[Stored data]

--------------------------------------------------

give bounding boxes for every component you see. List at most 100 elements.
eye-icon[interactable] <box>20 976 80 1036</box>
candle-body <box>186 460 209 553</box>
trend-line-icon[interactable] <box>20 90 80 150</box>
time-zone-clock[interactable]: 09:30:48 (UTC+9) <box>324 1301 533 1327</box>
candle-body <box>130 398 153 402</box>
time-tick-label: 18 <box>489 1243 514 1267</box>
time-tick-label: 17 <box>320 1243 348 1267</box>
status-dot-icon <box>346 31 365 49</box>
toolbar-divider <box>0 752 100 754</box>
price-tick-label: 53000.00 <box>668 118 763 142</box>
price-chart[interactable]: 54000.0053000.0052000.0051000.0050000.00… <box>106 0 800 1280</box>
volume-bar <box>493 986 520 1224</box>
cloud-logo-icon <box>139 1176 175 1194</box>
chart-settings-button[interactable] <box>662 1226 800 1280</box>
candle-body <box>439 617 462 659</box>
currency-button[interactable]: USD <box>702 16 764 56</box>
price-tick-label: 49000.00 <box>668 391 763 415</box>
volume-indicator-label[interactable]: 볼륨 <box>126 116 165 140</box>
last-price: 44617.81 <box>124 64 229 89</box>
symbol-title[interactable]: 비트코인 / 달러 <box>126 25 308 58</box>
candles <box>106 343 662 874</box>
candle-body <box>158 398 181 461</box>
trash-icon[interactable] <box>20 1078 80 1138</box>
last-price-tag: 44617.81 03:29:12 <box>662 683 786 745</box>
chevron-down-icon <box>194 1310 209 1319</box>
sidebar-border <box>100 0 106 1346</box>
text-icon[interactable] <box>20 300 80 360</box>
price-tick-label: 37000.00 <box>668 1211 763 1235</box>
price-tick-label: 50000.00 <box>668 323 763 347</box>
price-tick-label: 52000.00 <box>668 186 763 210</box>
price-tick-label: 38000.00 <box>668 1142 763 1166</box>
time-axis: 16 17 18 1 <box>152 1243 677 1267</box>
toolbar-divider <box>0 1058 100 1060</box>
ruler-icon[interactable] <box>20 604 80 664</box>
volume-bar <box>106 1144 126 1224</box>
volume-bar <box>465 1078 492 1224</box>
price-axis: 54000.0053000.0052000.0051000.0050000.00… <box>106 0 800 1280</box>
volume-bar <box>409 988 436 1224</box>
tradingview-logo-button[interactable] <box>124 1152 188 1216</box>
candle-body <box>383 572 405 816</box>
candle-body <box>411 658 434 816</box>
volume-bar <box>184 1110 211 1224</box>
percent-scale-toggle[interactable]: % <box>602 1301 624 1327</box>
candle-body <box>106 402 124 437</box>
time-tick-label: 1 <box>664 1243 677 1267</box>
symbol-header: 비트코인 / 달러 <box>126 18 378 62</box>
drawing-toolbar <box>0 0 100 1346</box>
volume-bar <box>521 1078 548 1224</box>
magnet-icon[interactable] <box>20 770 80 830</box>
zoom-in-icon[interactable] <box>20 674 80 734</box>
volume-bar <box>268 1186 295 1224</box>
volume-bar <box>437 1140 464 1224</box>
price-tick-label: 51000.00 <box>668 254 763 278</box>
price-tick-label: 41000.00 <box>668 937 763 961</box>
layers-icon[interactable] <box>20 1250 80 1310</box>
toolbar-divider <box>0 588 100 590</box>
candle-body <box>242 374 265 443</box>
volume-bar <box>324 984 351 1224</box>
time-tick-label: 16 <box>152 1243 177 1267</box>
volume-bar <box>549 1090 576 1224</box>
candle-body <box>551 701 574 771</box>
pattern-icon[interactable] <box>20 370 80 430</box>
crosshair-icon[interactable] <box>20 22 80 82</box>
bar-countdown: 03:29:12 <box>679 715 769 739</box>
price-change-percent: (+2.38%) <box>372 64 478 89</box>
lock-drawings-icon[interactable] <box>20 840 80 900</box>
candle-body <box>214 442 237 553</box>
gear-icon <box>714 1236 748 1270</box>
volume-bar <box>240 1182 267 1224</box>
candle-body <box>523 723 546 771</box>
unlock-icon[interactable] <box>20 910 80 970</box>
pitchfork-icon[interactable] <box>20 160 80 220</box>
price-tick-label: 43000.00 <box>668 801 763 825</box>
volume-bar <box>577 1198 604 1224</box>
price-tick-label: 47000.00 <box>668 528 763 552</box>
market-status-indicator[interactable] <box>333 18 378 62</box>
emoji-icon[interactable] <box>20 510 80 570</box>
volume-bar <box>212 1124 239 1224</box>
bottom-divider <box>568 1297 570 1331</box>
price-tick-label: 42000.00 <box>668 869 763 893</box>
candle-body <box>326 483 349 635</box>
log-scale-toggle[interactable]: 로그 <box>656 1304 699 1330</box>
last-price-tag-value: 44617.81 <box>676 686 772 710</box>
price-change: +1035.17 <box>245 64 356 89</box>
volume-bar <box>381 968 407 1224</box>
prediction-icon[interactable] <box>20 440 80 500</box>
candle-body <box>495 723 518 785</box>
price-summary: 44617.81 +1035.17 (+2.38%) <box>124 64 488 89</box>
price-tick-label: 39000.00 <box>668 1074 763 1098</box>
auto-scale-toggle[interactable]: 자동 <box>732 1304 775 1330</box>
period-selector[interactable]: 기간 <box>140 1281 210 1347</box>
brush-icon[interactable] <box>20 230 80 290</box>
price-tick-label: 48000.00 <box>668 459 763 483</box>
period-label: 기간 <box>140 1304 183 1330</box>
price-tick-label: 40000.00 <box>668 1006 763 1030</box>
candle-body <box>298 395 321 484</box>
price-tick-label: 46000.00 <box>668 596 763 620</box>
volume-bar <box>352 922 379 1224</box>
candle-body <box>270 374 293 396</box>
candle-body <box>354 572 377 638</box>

--------------------------------------------------

• [Problem statement]:
Update the rows above by replacing "candle-body" with "candlestick-body" wherever it occurs. Leave everything else the same.

• [Exercise output]:
give bounding boxes for every component you see. List at most 100 elements.
eye-icon[interactable] <box>20 976 80 1036</box>
candlestick-body <box>186 460 209 553</box>
trend-line-icon[interactable] <box>20 90 80 150</box>
time-zone-clock[interactable]: 09:30:48 (UTC+9) <box>324 1301 533 1327</box>
candlestick-body <box>130 398 153 402</box>
time-tick-label: 18 <box>489 1243 514 1267</box>
time-tick-label: 17 <box>320 1243 348 1267</box>
status-dot-icon <box>346 31 365 49</box>
toolbar-divider <box>0 752 100 754</box>
price-tick-label: 53000.00 <box>668 118 763 142</box>
price-chart[interactable]: 54000.0053000.0052000.0051000.0050000.00… <box>106 0 800 1280</box>
volume-bar <box>493 986 520 1224</box>
cloud-logo-icon <box>139 1176 175 1194</box>
chart-settings-button[interactable] <box>662 1226 800 1280</box>
candlestick-body <box>439 617 462 659</box>
currency-button[interactable]: USD <box>702 16 764 56</box>
price-tick-label: 49000.00 <box>668 391 763 415</box>
volume-indicator-label[interactable]: 볼륨 <box>126 116 165 140</box>
last-price: 44617.81 <box>124 64 229 89</box>
symbol-title[interactable]: 비트코인 / 달러 <box>126 25 308 58</box>
candles <box>106 343 662 874</box>
candlestick-body <box>158 398 181 461</box>
trash-icon[interactable] <box>20 1078 80 1138</box>
last-price-tag: 44617.81 03:29:12 <box>662 683 786 745</box>
chevron-down-icon <box>194 1310 209 1319</box>
sidebar-border <box>100 0 106 1346</box>
text-icon[interactable] <box>20 300 80 360</box>
price-tick-label: 37000.00 <box>668 1211 763 1235</box>
price-tick-label: 50000.00 <box>668 323 763 347</box>
price-tick-label: 52000.00 <box>668 186 763 210</box>
price-tick-label: 38000.00 <box>668 1142 763 1166</box>
time-axis: 16 17 18 1 <box>152 1243 677 1267</box>
toolbar-divider <box>0 1058 100 1060</box>
ruler-icon[interactable] <box>20 604 80 664</box>
volume-bar <box>106 1144 126 1224</box>
volume-bar <box>465 1078 492 1224</box>
price-axis: 54000.0053000.0052000.0051000.0050000.00… <box>106 0 800 1280</box>
volume-bar <box>409 988 436 1224</box>
tradingview-logo-button[interactable] <box>124 1152 188 1216</box>
candlestick-body <box>383 572 405 816</box>
candlestick-body <box>411 658 434 816</box>
volume-bar <box>184 1110 211 1224</box>
percent-scale-toggle[interactable]: % <box>602 1301 624 1327</box>
candlestick-body <box>106 402 124 437</box>
time-tick-label: 1 <box>664 1243 677 1267</box>
symbol-header: 비트코인 / 달러 <box>126 18 378 62</box>
drawing-toolbar <box>0 0 100 1346</box>
volume-bar <box>521 1078 548 1224</box>
magnet-icon[interactable] <box>20 770 80 830</box>
zoom-in-icon[interactable] <box>20 674 80 734</box>
volume-bar <box>268 1186 295 1224</box>
volume-bar <box>437 1140 464 1224</box>
price-tick-label: 51000.00 <box>668 254 763 278</box>
price-tick-label: 41000.00 <box>668 937 763 961</box>
layers-icon[interactable] <box>20 1250 80 1310</box>
toolbar-divider <box>0 588 100 590</box>
candlestick-body <box>242 374 265 443</box>
volume-bar <box>324 984 351 1224</box>
time-tick-label: 16 <box>152 1243 177 1267</box>
volume-bar <box>549 1090 576 1224</box>
candlestick-body <box>551 701 574 771</box>
pattern-icon[interactable] <box>20 370 80 430</box>
crosshair-icon[interactable] <box>20 22 80 82</box>
bar-countdown: 03:29:12 <box>679 715 769 739</box>
price-change-percent: (+2.38%) <box>372 64 478 89</box>
lock-drawings-icon[interactable] <box>20 840 80 900</box>
candlestick-body <box>214 442 237 553</box>
gear-icon <box>714 1236 748 1270</box>
volume-bar <box>240 1182 267 1224</box>
candlestick-body <box>523 723 546 771</box>
unlock-icon[interactable] <box>20 910 80 970</box>
pitchfork-icon[interactable] <box>20 160 80 220</box>
price-tick-label: 43000.00 <box>668 801 763 825</box>
volume-bar <box>577 1198 604 1224</box>
price-tick-label: 47000.00 <box>668 528 763 552</box>
market-status-indicator[interactable] <box>333 18 378 62</box>
emoji-icon[interactable] <box>20 510 80 570</box>
volume-bar <box>212 1124 239 1224</box>
bottom-divider <box>568 1297 570 1331</box>
price-tick-label: 42000.00 <box>668 869 763 893</box>
candlestick-body <box>326 483 349 635</box>
log-scale-toggle[interactable]: 로그 <box>656 1304 699 1330</box>
last-price-tag-value: 44617.81 <box>676 686 772 710</box>
price-change: +1035.17 <box>245 64 356 89</box>
volume-bar <box>381 968 407 1224</box>
prediction-icon[interactable] <box>20 440 80 500</box>
candlestick-body <box>495 723 518 785</box>
price-summary: 44617.81 +1035.17 (+2.38%) <box>124 64 488 89</box>
price-tick-label: 39000.00 <box>668 1074 763 1098</box>
auto-scale-toggle[interactable]: 자동 <box>732 1304 775 1330</box>
period-selector[interactable]: 기간 <box>140 1281 210 1347</box>
brush-icon[interactable] <box>20 230 80 290</box>
price-tick-label: 48000.00 <box>668 459 763 483</box>
period-label: 기간 <box>140 1304 183 1330</box>
price-tick-label: 40000.00 <box>668 1006 763 1030</box>
candlestick-body <box>298 395 321 484</box>
price-tick-label: 46000.00 <box>668 596 763 620</box>
volume-bar <box>352 922 379 1224</box>
candlestick-body <box>270 374 293 396</box>
candlestick-body <box>354 572 377 638</box>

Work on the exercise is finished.